--- Exercise task ---
Identify the lines bearing the string "this" and gather them.

--- Information provided ---
= = =

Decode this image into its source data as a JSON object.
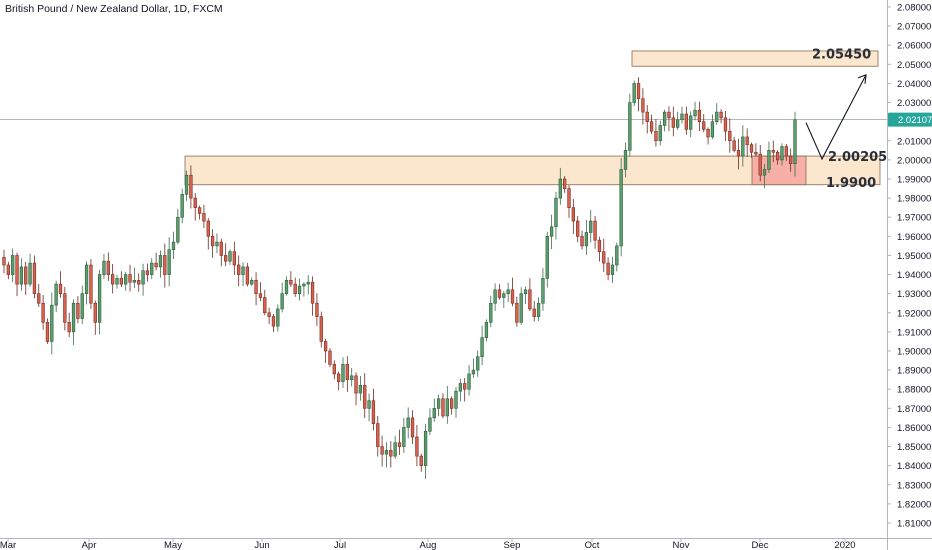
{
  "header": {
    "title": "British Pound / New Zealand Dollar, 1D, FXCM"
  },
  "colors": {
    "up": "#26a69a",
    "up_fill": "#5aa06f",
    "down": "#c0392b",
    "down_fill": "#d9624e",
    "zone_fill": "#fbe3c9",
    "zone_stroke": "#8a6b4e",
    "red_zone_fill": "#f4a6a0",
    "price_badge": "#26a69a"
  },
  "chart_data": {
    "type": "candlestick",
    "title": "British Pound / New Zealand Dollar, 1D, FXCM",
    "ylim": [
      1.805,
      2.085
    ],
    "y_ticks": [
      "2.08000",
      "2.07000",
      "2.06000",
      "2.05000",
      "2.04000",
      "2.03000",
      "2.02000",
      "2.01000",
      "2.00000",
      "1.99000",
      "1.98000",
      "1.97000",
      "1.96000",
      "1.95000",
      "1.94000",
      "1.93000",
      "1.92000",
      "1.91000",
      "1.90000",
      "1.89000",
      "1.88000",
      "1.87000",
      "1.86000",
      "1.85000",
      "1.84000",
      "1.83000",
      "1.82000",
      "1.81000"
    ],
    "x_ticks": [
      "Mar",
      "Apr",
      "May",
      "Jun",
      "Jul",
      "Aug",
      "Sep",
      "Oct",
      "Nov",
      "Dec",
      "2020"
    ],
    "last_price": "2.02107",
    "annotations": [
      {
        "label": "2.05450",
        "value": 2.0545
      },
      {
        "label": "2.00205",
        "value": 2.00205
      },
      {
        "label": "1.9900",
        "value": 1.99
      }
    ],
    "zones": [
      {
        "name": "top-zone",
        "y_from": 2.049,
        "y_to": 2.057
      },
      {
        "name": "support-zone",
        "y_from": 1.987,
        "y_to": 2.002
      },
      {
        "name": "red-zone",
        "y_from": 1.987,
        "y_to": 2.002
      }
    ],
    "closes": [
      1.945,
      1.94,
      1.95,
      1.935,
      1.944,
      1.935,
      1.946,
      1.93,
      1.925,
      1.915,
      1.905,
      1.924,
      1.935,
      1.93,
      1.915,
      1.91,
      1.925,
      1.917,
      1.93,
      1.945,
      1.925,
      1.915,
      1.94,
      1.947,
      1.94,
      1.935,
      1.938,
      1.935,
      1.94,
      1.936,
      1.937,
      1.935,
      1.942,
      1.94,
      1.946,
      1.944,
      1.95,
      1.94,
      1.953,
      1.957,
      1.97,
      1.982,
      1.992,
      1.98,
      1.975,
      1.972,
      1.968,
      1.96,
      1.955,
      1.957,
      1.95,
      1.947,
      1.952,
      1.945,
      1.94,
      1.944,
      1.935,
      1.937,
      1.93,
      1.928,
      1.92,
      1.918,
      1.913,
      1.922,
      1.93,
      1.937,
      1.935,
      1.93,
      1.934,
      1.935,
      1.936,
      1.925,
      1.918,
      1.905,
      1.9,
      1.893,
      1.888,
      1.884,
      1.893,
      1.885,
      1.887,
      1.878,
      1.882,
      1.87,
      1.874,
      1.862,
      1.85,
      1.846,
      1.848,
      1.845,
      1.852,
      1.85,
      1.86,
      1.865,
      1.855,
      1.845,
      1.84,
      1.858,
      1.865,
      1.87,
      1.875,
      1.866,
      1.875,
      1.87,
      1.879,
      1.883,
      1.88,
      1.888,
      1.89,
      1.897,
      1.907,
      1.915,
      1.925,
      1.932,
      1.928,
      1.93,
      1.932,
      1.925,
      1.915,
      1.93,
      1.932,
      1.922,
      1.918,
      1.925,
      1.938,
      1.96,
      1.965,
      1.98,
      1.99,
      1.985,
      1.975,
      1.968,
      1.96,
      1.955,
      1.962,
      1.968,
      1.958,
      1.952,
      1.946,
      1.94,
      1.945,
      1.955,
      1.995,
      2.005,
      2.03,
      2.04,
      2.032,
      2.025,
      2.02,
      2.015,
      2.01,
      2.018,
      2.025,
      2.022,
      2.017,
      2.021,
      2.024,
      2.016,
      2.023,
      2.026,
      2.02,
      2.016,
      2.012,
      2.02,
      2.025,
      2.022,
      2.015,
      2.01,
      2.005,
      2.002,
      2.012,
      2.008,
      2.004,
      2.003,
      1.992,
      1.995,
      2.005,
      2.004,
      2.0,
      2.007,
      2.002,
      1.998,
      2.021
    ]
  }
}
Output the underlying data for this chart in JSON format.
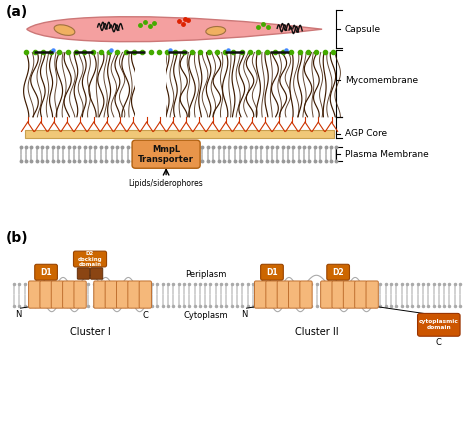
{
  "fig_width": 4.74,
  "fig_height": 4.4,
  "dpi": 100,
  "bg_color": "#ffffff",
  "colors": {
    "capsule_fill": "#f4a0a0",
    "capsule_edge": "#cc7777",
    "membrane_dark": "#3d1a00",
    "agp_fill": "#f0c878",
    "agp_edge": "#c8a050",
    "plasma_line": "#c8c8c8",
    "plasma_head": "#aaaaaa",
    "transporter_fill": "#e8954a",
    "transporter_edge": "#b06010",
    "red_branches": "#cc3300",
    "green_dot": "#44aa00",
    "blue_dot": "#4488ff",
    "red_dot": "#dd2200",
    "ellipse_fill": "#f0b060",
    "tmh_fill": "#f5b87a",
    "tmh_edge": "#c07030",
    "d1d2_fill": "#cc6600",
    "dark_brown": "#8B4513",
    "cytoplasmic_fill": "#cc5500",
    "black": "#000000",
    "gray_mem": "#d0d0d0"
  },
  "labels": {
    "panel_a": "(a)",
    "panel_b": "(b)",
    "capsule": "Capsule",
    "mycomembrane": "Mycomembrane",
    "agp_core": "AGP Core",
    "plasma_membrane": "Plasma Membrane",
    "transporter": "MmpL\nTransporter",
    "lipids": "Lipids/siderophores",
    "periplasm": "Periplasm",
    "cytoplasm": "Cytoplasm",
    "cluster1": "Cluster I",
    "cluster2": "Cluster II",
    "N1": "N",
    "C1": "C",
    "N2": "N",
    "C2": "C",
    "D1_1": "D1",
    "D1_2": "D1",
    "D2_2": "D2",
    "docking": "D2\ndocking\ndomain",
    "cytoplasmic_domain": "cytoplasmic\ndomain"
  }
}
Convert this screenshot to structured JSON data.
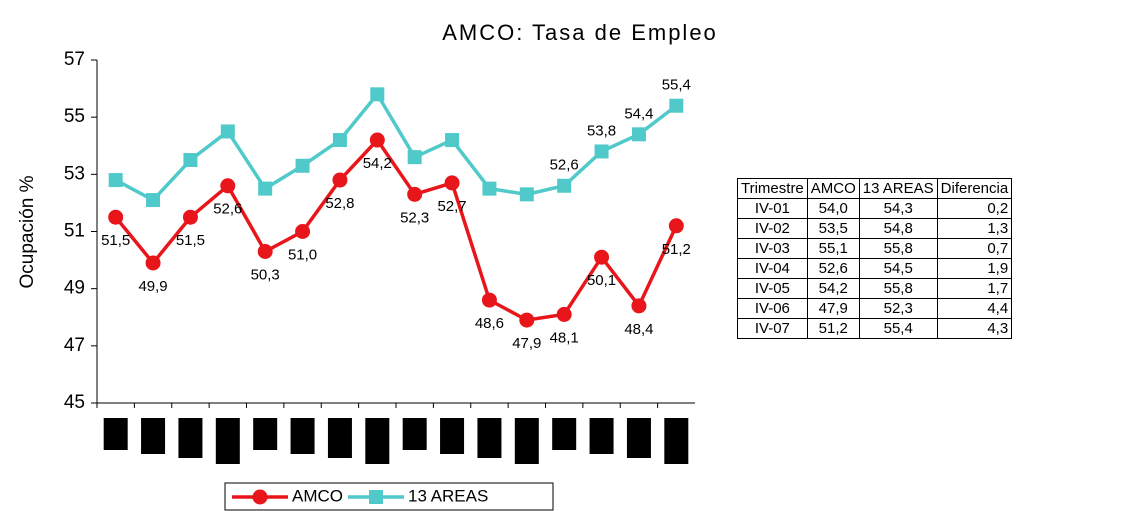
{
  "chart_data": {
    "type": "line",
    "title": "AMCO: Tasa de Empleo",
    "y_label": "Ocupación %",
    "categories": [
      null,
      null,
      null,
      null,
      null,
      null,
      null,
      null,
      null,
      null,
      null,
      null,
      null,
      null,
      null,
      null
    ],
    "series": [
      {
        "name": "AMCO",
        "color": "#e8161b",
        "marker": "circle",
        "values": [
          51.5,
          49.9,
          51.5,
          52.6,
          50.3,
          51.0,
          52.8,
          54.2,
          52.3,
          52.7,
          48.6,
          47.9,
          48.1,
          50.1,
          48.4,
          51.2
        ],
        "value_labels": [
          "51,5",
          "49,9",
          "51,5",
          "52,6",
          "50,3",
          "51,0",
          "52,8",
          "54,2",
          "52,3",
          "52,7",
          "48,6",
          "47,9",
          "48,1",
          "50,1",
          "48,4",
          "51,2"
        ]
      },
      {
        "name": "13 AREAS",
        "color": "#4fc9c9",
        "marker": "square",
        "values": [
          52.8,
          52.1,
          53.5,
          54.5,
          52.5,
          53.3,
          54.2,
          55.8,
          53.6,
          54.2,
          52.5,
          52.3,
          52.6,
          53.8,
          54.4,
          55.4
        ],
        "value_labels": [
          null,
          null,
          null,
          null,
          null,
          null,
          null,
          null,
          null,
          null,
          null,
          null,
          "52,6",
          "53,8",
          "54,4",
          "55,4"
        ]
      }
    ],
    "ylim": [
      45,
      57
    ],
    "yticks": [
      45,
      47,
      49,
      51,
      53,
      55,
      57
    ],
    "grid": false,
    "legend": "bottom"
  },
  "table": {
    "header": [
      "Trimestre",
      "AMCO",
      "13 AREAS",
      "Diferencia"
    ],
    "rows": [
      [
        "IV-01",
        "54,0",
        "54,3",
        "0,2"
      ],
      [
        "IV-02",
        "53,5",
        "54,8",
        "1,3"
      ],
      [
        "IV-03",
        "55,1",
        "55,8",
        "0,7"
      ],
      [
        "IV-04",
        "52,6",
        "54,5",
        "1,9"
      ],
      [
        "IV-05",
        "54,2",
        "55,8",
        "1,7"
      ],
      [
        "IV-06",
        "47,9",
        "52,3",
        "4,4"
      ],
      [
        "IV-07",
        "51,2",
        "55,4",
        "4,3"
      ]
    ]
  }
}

= = =

--- Finished answer ---
Decode this image into its source data as a JSON object.
Output the underlying data for this chart in JSON format.
Convert this screenshot to structured JSON data.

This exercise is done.